Find the lines with "welded" in them and copy them out.

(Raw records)
-- START --
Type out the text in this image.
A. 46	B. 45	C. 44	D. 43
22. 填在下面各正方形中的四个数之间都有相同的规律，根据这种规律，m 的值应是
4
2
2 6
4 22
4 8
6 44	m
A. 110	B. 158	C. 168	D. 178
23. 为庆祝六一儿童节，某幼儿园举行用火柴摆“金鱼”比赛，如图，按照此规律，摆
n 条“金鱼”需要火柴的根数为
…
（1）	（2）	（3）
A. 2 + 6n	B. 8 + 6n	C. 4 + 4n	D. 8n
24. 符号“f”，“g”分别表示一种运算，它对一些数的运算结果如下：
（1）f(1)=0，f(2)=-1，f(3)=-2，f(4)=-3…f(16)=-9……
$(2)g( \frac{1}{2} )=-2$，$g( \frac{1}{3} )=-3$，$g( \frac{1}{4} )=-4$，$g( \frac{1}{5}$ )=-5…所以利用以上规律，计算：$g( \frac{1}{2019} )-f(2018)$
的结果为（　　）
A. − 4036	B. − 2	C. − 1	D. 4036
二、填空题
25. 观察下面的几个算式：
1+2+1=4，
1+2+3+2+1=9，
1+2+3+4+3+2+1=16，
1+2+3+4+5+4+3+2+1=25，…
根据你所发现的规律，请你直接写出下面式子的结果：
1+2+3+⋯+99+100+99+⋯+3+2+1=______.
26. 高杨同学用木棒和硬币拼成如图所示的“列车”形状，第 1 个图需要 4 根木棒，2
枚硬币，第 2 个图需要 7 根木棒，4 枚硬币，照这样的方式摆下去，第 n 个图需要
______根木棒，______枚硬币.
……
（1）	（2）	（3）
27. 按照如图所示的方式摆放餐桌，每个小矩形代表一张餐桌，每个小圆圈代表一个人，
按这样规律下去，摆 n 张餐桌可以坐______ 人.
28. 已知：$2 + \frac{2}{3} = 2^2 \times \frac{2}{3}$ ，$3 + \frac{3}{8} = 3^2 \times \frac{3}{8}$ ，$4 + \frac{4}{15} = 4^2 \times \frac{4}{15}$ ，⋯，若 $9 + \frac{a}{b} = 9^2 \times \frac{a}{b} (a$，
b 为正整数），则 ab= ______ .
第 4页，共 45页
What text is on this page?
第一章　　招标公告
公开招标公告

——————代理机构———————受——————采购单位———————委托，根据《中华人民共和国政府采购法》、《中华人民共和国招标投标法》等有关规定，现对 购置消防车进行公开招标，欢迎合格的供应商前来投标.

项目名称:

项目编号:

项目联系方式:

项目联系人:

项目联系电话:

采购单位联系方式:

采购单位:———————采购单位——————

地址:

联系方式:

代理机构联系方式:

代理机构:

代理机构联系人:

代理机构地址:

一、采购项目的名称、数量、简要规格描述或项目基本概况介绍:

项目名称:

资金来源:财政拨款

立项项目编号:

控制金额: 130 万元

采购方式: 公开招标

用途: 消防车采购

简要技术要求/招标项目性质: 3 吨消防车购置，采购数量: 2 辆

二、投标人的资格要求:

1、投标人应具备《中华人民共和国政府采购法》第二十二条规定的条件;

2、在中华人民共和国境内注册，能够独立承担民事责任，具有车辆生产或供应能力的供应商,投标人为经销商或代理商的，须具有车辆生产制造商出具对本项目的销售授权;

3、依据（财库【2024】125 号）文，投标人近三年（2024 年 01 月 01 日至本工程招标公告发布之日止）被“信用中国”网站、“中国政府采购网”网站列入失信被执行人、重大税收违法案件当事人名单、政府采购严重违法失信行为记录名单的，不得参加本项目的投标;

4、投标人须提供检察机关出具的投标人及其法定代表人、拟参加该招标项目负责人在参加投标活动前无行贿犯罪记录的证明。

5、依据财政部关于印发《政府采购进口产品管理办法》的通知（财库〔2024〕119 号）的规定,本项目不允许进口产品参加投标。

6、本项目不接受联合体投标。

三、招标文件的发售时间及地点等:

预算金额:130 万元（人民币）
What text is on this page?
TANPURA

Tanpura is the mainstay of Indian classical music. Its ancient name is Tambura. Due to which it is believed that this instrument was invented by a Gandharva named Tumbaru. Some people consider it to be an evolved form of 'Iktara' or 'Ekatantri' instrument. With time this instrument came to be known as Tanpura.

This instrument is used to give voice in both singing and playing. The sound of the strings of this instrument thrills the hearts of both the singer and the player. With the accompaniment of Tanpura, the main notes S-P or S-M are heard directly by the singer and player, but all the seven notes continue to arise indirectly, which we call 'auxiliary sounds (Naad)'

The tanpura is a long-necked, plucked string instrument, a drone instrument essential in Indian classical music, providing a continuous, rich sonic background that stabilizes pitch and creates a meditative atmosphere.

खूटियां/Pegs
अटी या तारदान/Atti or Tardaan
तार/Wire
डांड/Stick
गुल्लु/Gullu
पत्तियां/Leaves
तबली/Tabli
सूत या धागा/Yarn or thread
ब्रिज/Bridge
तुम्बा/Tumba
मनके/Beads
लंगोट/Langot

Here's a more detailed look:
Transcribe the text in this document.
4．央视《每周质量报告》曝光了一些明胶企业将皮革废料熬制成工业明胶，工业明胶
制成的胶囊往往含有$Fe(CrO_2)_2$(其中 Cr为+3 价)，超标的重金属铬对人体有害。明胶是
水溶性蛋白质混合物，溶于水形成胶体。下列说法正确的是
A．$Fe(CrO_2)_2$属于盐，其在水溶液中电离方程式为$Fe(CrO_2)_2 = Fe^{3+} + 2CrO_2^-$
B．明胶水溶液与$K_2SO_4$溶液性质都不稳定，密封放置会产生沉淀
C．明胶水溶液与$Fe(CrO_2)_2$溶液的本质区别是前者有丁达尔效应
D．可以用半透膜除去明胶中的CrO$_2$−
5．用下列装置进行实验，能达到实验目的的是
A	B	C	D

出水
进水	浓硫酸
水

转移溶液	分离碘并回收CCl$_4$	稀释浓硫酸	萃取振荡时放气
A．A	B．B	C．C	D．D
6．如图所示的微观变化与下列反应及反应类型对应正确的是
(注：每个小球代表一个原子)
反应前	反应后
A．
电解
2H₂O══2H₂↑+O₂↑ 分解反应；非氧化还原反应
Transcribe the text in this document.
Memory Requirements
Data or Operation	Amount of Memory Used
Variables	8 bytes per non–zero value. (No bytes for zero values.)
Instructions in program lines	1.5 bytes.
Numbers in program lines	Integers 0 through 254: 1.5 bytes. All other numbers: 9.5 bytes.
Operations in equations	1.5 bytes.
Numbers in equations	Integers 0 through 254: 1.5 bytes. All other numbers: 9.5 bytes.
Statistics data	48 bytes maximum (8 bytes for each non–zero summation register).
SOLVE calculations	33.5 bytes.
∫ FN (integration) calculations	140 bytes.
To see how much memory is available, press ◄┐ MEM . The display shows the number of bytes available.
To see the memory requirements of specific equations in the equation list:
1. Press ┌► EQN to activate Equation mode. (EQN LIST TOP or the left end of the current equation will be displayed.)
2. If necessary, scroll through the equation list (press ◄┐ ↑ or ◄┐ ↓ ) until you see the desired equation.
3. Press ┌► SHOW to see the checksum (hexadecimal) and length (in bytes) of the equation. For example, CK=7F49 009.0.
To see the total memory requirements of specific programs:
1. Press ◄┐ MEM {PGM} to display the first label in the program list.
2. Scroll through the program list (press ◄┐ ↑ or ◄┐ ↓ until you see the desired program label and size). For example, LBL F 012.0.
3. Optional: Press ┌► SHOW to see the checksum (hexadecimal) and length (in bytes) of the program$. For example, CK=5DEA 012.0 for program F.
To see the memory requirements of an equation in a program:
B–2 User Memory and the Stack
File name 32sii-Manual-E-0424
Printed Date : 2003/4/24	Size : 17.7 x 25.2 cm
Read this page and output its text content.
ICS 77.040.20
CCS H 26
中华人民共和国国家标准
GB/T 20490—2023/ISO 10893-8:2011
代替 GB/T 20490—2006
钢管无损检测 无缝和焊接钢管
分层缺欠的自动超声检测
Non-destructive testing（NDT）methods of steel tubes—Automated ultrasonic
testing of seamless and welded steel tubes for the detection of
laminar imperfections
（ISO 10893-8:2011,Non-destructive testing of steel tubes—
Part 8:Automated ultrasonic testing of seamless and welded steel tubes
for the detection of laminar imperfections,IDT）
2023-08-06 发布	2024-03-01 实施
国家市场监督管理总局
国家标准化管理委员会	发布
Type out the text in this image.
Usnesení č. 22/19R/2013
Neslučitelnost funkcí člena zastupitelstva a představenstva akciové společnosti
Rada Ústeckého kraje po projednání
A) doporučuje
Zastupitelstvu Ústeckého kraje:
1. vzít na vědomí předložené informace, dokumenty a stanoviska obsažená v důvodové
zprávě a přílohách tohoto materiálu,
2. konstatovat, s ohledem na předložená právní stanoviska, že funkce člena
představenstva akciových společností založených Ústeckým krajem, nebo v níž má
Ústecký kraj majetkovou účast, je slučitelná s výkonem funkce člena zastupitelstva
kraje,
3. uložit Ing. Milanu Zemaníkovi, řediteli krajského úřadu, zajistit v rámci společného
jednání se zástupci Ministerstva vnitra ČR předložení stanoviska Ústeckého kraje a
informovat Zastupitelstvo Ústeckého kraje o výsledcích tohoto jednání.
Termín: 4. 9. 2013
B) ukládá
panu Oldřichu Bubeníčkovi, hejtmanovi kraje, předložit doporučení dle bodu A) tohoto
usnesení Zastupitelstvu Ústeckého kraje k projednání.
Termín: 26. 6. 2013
-- END --
◆ **RESPONSE**:
testing of seamless and welded steel tubes for the detection of
Part 8:Automated ultrasonic testing of seamless and welded steel tubes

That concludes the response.